Set down every record once more, exactly as given.

[Data for this exercise]

** START **

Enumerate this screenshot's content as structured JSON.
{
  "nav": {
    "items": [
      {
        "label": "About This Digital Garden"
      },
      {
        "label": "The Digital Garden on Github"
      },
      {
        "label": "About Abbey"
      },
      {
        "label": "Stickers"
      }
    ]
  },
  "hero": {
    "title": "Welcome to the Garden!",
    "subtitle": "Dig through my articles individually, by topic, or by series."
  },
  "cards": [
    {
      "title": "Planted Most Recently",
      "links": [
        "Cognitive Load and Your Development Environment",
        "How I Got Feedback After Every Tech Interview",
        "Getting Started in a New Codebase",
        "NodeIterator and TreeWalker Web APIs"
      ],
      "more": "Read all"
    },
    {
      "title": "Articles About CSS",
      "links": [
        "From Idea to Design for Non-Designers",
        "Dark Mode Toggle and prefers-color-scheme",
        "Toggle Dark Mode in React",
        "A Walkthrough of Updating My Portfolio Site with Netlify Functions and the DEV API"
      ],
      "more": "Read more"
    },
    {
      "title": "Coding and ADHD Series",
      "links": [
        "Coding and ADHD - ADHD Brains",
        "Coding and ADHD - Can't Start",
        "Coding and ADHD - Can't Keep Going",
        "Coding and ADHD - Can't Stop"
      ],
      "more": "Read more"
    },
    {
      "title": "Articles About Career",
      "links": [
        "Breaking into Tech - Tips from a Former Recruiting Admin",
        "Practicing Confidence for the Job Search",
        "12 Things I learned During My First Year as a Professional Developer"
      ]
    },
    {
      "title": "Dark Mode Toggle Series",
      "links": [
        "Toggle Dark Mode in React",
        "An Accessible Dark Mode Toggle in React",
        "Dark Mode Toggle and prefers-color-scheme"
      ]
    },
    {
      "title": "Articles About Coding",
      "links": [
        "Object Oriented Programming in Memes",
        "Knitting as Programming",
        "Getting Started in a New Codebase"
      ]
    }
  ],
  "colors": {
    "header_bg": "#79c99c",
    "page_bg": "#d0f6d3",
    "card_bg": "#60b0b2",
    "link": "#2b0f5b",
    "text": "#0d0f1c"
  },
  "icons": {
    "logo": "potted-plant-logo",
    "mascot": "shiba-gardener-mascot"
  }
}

** END **

[Finished task]
Enumerate this screenshot's content as structured JSON.
{
  "nav": {
    "items": [
      {
        "label": "About This Digital Garden"
      },
      {
        "label": "The Digital Garden on Github"
      },
      {
        "label": "About Abbey"
      },
      {
        "label": "Stickers"
      }
    ]
  },
  "hero": {
    "title": "Welcome to the Garden!",
    "subtitle": "Dig through my articles individually, by topic, or by series."
  },
  "cards": [
    {
      "title": "Planted Most Recently",
      "links": [
        "Cognitive Load and Your Development Environment",
        "How I Got Feedback After Every Tech Interview",
        "Getting Started in a New Codebase",
        "NodeIterator and TreeWalker Web APIs"
      ],
      "more": "Read all"
    },
    {
      "title": "Articles About CSS",
      "links": [
        "From Idea to Design for Non-Designers",
        "Dark Mode Toggle and prefers-color-scheme",
        "Toggle Dark Mode in React",
        "A Walkthrough of Updating My Portfolio Site with Netlify Functions and the DEV API"
      ],
      "more": "Read more"
    },
    {
      "title": "Coding and ADHD Series",
      "links": [
        "Coding and ADHD - ADHD Brains",
        "Coding and ADHD - Can't Start",
        "Coding and ADHD - Can't Keep Going",
        "Coding and ADHD - Can't Stop"
      ],
      "more": "Read more"
    },
    {
      "title": "Articles About Career",
      "links": [
        "Breaking into Tech - Tips from a Former Recruiting Admin",
        "Practicing Confidence for the Job Search",
        "12 Things I learned During My First Year as a Professional Developer"
      ]
    },
    {
      "title": "Dark Mode Toggle Series",
      "links": [
        "Toggle Dark Mode in React",
        "An Accessible Dark Mode Toggle in React",
        "Dark Mode Toggle and prefers-color-scheme"
      ]
    },
    {
      "title": "Articles About Coding",
      "links": [
        "Object Oriented Programming in Memes",
        "Knitting as Programming",
        "Getting Started in a New Codebase"
      ]
    }
  ],
  "colors": {
    "header_bg": "#79c99c",
    "page_bg": "#d0f6d3",
    "card_bg": "#60b0b2",
    "link": "#2b0f5b",
    "text": "#0d0f1c"
  },
  "icons": {
    "logo": "potted-plant-logo",
    "mascot": "shiba-gardener-mascot"
  }
}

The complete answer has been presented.